◆ Required work:
Report how many lines of the records below include the word "JSON". Give nothing but the number.

::::::

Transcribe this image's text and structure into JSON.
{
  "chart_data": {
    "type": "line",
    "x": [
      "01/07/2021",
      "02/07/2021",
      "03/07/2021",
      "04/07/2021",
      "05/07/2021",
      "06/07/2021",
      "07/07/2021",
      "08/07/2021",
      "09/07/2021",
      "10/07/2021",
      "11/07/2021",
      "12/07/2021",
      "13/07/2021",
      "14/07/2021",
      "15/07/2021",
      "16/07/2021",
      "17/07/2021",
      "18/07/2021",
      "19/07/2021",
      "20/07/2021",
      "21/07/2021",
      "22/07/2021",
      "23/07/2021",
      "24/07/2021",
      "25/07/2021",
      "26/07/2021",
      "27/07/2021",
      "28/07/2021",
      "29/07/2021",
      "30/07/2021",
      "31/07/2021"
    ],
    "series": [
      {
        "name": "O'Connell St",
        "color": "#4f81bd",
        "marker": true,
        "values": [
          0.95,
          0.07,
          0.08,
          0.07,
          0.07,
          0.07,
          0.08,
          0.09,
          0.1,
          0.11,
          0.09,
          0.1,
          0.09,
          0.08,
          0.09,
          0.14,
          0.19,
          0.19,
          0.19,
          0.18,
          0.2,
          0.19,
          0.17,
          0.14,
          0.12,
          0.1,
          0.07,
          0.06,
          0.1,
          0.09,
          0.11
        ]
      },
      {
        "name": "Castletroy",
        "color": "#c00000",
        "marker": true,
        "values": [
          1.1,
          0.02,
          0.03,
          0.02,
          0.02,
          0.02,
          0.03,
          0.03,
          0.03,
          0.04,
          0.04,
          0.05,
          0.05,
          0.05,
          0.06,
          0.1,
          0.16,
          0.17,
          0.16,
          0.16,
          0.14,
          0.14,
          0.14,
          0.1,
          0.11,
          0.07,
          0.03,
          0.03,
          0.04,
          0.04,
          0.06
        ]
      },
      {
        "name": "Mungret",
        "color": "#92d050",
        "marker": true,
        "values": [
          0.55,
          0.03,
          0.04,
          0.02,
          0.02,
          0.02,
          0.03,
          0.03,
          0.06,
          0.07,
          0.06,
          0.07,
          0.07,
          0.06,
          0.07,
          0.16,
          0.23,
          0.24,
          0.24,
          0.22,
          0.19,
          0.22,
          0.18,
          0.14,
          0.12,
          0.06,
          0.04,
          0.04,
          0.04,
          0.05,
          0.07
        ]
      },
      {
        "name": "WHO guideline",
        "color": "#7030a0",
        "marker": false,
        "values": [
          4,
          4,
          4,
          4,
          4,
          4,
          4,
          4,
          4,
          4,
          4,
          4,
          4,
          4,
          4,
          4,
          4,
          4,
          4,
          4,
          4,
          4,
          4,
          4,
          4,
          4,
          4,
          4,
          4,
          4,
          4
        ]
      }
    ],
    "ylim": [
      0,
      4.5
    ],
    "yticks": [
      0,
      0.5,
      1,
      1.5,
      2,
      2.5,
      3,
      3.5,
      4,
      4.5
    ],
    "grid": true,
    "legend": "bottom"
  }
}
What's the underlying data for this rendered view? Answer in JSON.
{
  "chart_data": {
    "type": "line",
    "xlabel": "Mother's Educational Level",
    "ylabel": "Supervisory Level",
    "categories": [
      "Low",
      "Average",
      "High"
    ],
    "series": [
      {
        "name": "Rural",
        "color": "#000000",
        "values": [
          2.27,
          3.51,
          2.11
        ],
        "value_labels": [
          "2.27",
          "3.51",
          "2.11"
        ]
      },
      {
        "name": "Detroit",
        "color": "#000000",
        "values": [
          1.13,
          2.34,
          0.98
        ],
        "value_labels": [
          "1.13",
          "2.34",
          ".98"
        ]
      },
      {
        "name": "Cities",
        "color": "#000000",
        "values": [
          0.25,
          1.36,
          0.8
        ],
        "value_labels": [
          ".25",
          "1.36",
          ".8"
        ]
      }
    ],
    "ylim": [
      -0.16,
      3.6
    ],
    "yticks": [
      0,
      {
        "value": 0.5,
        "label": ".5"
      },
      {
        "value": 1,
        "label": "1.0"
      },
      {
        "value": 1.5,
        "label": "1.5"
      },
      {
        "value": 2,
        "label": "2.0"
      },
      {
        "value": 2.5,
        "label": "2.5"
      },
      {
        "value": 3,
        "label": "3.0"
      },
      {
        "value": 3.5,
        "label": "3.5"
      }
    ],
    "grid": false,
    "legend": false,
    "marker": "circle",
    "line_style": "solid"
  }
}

::::::

◆ Output of the exercise:
2